EXERCISE TASK. Find the string "Colombians" in the data, then copy every line where it is found.

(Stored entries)
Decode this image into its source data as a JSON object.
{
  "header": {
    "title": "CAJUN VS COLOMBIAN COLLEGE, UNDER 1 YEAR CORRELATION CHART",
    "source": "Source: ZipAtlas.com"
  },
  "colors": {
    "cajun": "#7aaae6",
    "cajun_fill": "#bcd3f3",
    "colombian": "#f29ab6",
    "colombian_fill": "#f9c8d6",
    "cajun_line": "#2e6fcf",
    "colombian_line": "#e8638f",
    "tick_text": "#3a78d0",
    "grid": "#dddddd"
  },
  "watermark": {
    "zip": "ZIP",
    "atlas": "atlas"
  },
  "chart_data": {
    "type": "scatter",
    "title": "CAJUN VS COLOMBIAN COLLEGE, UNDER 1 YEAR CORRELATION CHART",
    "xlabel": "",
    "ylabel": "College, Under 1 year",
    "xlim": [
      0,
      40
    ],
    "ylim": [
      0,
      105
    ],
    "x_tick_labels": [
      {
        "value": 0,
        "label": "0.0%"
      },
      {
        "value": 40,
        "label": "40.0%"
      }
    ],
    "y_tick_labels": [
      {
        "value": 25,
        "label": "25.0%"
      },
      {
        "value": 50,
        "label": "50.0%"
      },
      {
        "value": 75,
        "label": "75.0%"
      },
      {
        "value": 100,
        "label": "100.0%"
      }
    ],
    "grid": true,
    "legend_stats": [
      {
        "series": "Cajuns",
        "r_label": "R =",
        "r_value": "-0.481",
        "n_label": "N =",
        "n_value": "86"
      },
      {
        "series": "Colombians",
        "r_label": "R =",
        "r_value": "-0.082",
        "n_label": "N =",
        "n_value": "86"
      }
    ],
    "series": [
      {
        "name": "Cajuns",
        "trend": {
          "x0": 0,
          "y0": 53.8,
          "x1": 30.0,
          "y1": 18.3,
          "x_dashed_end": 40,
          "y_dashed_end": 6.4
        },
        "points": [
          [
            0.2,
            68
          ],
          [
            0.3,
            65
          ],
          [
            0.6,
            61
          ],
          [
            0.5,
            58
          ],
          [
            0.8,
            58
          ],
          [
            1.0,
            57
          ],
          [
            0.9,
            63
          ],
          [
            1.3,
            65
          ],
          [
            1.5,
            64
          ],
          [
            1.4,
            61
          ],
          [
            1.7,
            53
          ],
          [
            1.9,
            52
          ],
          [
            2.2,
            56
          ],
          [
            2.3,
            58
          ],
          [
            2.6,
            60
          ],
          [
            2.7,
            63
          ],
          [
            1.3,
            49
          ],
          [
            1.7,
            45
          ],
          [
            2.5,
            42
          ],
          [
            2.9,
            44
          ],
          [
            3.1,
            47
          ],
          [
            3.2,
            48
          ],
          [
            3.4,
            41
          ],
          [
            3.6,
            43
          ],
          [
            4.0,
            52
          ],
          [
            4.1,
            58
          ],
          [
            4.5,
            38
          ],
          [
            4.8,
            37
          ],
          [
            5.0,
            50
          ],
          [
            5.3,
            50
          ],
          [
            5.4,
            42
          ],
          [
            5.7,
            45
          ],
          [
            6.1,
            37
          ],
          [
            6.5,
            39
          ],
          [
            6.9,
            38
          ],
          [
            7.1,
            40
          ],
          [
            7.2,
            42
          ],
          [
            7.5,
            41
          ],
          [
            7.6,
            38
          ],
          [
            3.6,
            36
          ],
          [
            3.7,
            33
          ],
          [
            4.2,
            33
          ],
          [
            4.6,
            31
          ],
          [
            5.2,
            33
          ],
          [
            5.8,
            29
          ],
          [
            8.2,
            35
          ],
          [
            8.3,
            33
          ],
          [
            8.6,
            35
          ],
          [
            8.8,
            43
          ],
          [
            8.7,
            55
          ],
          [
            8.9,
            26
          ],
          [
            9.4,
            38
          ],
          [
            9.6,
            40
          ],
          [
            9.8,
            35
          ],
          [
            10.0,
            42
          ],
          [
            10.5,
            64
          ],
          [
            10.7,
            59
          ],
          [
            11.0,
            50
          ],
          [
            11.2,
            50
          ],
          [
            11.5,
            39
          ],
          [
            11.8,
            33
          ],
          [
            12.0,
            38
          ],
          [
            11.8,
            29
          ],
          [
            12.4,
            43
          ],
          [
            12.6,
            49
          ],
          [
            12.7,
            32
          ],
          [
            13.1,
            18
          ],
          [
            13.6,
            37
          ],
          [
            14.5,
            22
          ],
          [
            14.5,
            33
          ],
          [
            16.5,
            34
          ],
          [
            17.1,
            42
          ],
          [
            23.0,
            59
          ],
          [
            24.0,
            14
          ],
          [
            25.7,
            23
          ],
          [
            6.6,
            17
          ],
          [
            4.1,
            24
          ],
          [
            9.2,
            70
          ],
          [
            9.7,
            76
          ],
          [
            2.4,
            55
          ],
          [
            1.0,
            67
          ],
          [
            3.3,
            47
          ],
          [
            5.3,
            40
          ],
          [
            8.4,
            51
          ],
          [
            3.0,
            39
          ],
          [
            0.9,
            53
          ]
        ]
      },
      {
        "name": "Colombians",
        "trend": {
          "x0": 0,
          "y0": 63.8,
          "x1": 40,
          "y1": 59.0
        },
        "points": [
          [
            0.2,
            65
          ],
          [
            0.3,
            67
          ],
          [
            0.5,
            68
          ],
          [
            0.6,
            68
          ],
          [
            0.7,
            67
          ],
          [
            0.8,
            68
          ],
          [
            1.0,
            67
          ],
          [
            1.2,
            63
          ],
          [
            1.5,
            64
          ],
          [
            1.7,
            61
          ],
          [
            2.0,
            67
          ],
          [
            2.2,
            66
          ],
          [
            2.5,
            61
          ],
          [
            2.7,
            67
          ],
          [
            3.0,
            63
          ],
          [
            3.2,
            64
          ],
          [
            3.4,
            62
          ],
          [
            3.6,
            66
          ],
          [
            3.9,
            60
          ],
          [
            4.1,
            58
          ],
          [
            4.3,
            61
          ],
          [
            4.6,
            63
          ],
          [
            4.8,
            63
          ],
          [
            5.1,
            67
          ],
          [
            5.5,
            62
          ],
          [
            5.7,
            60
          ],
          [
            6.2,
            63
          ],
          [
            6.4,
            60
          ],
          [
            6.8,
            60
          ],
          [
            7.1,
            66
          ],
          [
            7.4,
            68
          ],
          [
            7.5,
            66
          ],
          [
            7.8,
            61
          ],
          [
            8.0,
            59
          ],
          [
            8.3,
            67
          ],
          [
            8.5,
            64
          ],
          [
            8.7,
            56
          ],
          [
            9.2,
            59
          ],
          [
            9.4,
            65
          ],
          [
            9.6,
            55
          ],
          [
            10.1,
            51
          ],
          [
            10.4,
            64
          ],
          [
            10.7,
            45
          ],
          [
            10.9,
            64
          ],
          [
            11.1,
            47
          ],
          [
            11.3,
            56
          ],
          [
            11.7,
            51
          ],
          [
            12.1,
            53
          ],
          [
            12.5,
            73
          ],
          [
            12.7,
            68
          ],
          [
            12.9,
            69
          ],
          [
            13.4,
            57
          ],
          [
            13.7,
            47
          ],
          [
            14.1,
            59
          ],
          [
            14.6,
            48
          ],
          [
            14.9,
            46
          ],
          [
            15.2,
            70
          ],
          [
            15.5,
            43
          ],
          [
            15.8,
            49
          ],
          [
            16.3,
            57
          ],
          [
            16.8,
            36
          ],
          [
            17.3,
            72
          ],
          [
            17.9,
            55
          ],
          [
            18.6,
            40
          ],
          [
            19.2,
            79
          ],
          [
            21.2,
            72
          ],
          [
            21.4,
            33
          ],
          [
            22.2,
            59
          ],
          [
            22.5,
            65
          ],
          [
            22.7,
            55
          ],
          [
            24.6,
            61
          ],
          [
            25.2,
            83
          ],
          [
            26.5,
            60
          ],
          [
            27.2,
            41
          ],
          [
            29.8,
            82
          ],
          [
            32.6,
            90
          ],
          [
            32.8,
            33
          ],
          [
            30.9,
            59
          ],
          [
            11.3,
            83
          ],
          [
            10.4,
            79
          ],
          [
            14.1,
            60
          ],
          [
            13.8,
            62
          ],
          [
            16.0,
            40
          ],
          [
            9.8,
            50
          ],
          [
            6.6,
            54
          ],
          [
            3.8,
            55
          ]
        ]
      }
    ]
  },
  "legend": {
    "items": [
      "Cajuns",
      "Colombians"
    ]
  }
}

EXPECTED ANSWER.
        "series": "Colombians",
        "name": "Colombians",
      "Colombians"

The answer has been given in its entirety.